Find the word "with" in the listing; pull out each line holding it.
::: Data supplied
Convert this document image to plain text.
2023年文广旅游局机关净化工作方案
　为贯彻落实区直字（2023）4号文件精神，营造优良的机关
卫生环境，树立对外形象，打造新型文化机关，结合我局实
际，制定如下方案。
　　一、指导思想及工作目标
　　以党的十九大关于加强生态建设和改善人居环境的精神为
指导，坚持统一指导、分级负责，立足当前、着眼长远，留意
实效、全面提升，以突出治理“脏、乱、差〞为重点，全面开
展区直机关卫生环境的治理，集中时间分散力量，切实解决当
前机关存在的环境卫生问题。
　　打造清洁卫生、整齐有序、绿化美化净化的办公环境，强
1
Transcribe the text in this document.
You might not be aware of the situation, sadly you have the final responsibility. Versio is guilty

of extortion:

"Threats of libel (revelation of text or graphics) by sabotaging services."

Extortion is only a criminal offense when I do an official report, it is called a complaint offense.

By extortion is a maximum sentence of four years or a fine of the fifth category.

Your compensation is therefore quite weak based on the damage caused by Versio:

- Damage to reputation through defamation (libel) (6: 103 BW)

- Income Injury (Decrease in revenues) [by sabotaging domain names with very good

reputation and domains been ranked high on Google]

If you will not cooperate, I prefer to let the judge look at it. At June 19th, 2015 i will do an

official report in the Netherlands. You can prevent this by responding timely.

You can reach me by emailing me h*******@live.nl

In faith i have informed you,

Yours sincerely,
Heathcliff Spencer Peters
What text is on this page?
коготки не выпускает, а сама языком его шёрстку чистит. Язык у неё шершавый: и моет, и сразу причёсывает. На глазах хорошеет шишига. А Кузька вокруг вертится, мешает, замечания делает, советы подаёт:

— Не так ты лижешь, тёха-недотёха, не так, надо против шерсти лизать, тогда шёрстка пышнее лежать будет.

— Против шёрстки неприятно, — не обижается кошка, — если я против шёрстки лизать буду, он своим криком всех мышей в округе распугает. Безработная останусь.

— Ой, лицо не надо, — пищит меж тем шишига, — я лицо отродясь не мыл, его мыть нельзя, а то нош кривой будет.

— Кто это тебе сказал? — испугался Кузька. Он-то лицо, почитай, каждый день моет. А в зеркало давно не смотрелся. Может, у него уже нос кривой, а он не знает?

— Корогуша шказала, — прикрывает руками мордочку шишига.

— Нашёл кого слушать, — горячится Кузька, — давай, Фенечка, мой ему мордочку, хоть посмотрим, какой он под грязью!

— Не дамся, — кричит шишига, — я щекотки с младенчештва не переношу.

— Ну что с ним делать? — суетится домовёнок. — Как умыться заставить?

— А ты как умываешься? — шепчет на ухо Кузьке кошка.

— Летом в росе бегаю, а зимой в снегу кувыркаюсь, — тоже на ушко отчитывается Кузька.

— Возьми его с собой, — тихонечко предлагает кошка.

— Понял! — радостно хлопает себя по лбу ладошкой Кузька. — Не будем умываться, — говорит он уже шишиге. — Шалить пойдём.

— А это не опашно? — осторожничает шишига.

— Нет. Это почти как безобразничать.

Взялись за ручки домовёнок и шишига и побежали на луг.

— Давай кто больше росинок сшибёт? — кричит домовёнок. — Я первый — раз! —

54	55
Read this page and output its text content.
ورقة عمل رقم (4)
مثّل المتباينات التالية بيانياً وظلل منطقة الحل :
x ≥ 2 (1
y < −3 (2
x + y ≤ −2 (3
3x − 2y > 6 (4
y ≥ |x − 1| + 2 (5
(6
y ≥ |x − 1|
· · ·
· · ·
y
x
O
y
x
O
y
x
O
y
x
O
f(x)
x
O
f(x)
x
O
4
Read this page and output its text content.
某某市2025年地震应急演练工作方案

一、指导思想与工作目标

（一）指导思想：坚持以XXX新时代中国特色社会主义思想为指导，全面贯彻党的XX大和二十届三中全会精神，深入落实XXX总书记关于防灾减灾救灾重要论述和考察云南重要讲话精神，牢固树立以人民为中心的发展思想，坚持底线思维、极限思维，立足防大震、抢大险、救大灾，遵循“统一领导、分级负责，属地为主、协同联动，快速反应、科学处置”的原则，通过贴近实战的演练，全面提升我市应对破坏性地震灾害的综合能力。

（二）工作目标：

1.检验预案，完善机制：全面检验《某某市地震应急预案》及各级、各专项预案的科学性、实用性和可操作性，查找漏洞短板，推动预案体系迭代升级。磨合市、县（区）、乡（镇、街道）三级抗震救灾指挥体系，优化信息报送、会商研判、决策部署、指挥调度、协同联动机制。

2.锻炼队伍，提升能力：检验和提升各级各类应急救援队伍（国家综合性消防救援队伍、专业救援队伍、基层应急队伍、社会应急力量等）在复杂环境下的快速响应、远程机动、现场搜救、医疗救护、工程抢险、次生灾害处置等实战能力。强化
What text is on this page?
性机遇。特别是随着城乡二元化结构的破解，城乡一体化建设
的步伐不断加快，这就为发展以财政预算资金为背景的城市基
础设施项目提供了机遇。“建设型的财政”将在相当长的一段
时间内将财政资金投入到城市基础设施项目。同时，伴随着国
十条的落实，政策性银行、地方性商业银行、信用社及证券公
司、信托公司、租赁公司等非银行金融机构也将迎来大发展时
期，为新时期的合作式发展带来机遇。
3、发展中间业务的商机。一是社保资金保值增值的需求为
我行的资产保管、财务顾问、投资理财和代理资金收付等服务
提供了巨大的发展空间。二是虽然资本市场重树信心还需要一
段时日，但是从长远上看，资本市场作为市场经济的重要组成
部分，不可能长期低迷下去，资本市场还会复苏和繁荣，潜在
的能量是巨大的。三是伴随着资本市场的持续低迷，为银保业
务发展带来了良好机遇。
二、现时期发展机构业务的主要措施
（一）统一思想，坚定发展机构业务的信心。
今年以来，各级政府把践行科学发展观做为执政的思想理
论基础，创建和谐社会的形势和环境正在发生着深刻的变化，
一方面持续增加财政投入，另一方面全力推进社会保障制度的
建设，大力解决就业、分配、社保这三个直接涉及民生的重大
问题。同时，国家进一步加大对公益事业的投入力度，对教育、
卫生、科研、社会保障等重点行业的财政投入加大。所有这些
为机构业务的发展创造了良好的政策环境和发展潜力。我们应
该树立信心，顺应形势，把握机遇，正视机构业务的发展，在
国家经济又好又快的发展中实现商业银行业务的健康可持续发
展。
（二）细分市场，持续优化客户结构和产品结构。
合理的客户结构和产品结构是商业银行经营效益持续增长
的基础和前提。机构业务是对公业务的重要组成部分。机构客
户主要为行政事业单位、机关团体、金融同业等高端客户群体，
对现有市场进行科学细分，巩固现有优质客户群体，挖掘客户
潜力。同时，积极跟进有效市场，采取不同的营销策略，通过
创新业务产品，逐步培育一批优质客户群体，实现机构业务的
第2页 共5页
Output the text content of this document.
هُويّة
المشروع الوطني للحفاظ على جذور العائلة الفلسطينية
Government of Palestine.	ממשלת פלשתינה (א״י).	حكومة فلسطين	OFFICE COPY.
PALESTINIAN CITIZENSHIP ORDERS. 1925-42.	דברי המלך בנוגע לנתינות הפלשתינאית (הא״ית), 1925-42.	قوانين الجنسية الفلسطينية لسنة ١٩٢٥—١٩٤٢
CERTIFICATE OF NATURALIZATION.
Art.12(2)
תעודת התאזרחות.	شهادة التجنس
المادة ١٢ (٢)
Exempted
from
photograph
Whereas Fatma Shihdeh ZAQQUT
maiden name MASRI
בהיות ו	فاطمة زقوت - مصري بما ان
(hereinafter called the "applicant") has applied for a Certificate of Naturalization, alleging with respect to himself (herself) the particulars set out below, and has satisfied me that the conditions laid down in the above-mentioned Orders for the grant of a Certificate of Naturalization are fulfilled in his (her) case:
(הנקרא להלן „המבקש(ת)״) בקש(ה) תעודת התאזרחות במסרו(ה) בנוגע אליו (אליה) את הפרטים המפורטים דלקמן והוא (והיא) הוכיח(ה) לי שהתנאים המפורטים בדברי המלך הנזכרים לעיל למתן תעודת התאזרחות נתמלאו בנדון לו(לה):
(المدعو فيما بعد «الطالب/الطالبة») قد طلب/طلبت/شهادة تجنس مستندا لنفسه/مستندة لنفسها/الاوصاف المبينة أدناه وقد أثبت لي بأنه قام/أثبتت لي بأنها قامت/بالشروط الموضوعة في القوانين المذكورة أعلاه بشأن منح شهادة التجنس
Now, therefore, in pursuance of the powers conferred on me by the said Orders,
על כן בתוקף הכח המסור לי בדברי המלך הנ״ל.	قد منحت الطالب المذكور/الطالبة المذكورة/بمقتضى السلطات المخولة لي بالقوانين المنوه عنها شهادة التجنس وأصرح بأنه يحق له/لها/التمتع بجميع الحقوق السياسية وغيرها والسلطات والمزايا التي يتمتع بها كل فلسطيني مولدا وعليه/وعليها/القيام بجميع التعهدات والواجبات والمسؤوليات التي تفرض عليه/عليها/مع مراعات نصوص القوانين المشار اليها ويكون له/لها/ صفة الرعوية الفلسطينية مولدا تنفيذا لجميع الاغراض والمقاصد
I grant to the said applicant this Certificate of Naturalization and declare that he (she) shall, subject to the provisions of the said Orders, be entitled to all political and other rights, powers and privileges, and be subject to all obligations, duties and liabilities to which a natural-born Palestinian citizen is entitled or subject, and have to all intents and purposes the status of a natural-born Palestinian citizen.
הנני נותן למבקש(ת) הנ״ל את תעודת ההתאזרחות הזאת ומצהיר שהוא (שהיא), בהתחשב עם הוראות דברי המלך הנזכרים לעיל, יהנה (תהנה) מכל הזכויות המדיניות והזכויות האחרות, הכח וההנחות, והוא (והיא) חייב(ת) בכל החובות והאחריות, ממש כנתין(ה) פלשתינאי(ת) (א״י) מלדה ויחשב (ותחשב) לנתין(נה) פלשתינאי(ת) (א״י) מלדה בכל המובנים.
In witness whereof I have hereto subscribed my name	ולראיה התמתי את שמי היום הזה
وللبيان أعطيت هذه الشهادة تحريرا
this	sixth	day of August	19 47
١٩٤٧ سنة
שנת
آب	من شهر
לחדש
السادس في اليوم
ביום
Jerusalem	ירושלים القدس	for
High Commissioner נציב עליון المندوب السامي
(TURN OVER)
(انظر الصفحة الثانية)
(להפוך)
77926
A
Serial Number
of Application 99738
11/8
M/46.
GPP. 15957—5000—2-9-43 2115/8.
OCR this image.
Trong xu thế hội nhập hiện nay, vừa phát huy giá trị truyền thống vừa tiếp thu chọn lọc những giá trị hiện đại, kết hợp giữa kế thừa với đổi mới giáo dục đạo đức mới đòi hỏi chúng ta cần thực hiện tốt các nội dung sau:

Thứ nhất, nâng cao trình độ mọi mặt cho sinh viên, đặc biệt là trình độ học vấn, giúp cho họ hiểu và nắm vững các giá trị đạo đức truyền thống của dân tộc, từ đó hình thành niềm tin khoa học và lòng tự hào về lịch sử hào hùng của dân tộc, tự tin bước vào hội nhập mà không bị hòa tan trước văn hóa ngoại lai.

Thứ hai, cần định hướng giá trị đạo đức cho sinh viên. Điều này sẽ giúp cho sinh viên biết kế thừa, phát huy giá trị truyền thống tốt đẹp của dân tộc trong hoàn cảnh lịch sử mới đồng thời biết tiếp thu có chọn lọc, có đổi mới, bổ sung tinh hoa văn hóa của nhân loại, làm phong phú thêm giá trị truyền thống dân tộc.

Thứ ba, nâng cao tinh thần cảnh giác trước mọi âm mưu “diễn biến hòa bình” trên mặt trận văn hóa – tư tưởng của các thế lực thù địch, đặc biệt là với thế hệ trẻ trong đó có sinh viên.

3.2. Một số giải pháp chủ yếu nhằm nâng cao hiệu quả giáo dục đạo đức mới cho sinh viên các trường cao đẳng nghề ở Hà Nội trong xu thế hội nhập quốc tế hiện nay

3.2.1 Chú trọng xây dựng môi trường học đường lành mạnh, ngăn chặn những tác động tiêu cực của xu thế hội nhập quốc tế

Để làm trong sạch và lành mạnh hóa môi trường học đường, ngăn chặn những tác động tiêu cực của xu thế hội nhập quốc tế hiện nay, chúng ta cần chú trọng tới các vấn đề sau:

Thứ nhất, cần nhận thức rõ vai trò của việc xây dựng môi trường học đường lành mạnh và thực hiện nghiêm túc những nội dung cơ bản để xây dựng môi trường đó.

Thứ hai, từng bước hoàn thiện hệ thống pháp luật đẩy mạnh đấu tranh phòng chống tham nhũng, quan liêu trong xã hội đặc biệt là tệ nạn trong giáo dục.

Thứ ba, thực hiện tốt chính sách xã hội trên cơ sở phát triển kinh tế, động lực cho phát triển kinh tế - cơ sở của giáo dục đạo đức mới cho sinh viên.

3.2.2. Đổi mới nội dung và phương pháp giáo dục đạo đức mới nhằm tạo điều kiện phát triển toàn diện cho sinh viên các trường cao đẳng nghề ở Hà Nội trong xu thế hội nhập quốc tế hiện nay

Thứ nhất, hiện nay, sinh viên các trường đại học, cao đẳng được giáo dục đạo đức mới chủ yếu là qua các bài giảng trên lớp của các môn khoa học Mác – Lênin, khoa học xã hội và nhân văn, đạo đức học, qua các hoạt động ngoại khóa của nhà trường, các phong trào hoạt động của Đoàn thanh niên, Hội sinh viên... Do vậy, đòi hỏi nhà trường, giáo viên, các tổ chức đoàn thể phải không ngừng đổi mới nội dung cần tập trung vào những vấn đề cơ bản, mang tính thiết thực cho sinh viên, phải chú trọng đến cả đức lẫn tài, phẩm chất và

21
::::::
Written answer:
- Income Injury (Decrease in revenues) [by sabotaging domain names with very good
(hereinafter called the "applicant") has applied for a Certificate of Naturalization, alleging with respect to himself (herself) the particulars set out below, and has satisfied me that the conditions laid down in the above-mentioned Orders for the grant of a Certificate of Naturalization are fulfilled in his (her) case:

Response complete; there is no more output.